List the lines of this listing that hold the word "battery".

Dataset records
>>>

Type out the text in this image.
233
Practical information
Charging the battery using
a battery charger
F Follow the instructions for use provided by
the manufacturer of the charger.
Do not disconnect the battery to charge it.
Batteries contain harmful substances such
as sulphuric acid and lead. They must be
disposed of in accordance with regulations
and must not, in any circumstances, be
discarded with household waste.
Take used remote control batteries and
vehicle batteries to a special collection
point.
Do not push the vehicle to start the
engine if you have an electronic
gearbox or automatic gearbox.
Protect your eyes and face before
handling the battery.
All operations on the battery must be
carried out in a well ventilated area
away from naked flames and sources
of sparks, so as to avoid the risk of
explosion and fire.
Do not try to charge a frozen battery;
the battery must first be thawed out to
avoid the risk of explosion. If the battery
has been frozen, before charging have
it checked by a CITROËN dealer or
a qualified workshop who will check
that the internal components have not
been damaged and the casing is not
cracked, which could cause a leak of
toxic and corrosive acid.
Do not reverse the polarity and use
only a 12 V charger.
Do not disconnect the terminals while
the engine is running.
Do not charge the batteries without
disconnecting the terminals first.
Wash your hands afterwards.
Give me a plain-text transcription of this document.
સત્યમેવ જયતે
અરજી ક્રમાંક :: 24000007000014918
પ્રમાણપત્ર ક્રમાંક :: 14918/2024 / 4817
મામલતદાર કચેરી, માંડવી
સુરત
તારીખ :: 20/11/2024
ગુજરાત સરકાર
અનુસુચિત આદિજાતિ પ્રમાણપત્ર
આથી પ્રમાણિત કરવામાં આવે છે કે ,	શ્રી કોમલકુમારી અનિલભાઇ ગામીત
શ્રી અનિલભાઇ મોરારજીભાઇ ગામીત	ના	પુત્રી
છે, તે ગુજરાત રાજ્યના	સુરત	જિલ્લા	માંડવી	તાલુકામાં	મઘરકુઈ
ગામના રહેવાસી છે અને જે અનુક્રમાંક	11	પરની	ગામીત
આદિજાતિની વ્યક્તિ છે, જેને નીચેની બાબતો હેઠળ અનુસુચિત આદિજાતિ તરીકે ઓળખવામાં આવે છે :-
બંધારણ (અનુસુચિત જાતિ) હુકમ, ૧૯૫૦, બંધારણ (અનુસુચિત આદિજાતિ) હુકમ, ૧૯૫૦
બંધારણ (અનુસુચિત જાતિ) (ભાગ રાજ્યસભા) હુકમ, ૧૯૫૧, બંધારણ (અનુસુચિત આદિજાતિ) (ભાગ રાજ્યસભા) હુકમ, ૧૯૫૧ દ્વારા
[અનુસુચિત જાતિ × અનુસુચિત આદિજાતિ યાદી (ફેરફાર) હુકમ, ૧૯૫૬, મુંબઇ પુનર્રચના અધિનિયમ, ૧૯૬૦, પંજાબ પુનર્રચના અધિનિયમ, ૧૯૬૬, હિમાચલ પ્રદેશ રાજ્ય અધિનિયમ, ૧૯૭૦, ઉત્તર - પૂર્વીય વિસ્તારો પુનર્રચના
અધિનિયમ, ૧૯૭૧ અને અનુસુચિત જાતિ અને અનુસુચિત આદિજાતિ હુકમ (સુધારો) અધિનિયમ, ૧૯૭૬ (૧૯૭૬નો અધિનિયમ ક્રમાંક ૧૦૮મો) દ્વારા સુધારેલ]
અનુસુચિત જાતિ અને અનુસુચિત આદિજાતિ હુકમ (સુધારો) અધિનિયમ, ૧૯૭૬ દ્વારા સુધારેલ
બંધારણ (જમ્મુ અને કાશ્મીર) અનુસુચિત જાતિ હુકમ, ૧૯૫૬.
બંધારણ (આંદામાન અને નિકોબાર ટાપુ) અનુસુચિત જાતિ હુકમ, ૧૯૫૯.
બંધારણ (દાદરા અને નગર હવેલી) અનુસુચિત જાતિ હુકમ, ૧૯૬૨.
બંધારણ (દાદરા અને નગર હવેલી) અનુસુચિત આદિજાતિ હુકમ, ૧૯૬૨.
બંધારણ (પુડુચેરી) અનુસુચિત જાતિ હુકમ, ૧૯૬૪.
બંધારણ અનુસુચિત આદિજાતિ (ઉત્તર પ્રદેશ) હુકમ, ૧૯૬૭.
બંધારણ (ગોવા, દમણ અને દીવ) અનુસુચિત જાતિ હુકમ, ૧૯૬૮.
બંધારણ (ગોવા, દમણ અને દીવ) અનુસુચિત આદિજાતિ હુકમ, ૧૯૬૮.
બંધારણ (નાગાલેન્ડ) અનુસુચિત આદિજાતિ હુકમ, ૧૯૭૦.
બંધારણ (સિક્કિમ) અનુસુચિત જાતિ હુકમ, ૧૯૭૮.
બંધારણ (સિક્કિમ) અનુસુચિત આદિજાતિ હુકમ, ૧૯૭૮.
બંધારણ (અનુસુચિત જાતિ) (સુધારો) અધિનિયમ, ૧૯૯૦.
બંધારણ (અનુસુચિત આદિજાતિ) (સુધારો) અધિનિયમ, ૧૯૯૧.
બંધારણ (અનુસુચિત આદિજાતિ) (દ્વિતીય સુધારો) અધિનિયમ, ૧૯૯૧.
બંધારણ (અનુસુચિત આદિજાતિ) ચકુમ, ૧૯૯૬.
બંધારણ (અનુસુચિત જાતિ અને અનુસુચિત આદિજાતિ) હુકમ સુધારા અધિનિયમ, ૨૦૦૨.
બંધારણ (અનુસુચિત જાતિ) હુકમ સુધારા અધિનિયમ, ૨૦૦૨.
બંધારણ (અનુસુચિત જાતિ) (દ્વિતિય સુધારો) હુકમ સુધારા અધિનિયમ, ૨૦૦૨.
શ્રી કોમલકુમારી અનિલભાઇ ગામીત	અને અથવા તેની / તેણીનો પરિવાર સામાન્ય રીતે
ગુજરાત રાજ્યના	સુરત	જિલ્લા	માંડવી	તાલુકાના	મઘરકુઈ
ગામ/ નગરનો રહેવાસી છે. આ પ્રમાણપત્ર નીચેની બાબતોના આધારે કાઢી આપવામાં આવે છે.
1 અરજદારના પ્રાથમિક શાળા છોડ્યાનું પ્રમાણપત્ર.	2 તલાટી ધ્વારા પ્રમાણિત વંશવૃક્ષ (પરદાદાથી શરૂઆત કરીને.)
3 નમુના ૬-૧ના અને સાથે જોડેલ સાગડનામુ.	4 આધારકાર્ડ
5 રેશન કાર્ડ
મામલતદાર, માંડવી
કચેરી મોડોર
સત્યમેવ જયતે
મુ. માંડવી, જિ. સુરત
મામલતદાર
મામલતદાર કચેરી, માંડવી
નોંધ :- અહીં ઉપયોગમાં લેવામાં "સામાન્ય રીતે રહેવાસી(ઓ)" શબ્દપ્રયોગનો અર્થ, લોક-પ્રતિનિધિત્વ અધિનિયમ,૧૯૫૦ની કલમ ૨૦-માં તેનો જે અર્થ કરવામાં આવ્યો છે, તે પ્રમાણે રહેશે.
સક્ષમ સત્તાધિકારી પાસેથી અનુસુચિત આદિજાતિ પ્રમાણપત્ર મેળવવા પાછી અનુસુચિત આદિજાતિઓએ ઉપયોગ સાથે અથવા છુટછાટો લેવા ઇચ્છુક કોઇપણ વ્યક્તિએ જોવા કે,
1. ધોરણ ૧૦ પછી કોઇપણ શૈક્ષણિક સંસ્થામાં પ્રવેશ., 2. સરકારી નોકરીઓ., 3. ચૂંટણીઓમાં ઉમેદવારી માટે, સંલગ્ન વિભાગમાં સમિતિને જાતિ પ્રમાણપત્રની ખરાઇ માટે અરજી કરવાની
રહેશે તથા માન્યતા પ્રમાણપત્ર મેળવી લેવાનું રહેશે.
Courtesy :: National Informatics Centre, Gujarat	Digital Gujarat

<<<

> **Solution to this problem**:
Charging the battery using
a battery charger
Do not disconnect the battery to charge it.
handling the battery.
All operations on the battery must be
Do not try to charge a frozen battery;
the battery must first be thawed out to
avoid the risk of explosion. If the battery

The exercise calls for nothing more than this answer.